[start Dataset content]

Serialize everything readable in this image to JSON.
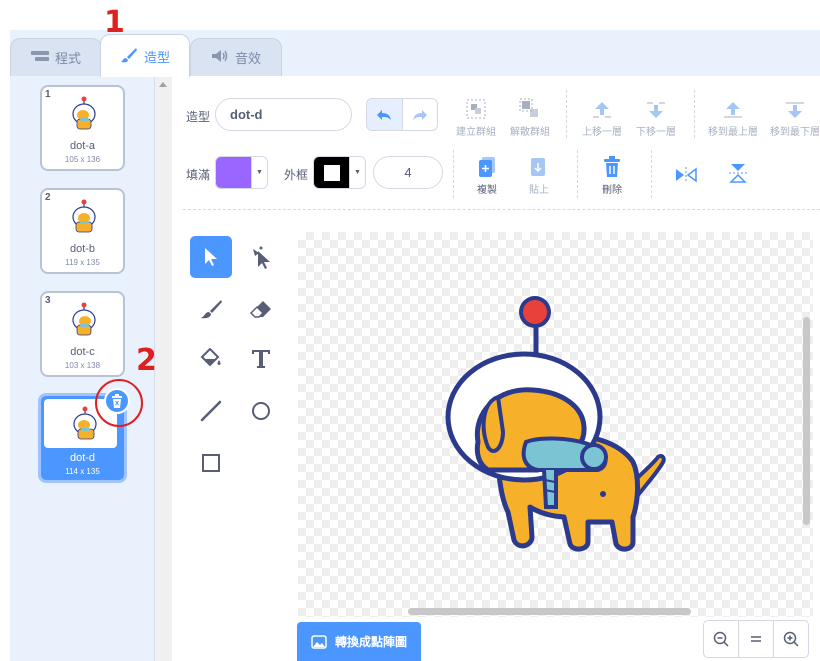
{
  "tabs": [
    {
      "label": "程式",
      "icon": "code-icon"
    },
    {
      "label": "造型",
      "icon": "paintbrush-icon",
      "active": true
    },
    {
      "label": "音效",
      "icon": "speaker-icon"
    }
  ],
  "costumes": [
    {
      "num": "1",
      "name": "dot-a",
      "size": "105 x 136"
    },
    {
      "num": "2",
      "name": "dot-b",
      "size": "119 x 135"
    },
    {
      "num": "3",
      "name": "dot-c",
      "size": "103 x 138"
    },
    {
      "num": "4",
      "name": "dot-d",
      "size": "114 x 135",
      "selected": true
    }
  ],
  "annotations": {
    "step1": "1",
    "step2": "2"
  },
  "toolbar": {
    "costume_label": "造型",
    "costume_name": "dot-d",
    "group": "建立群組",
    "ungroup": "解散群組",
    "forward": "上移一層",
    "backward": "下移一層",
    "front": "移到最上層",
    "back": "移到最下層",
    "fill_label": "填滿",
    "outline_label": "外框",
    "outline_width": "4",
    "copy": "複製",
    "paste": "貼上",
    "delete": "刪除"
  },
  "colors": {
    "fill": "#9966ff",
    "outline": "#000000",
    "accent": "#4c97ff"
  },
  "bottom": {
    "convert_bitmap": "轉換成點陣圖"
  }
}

[end Dataset content]

Aim
Give back the whole listing as it stands, minus its pictures.

Problem solution
Serialize everything readable in this image to JSON.
{
  "tabs": [
    {
      "label": "程式",
      "icon": "code-icon"
    },
    {
      "label": "造型",
      "icon": "paintbrush-icon",
      "active": true
    },
    {
      "label": "音效",
      "icon": "speaker-icon"
    }
  ],
  "costumes": [
    {
      "num": "1",
      "name": "dot-a",
      "size": "105 x 136"
    },
    {
      "num": "2",
      "name": "dot-b",
      "size": "119 x 135"
    },
    {
      "num": "3",
      "name": "dot-c",
      "size": "103 x 138"
    },
    {
      "num": "4",
      "name": "dot-d",
      "size": "114 x 135",
      "selected": true
    }
  ],
  "annotations": {
    "step1": "1",
    "step2": "2"
  },
  "toolbar": {
    "costume_label": "造型",
    "costume_name": "dot-d",
    "group": "建立群組",
    "ungroup": "解散群組",
    "forward": "上移一層",
    "backward": "下移一層",
    "front": "移到最上層",
    "back": "移到最下層",
    "fill_label": "填滿",
    "outline_label": "外框",
    "outline_width": "4",
    "copy": "複製",
    "paste": "貼上",
    "delete": "刪除"
  },
  "colors": {
    "fill": "#9966ff",
    "outline": "#000000",
    "accent": "#4c97ff"
  },
  "bottom": {
    "convert_bitmap": "轉換成點陣圖"
  }
}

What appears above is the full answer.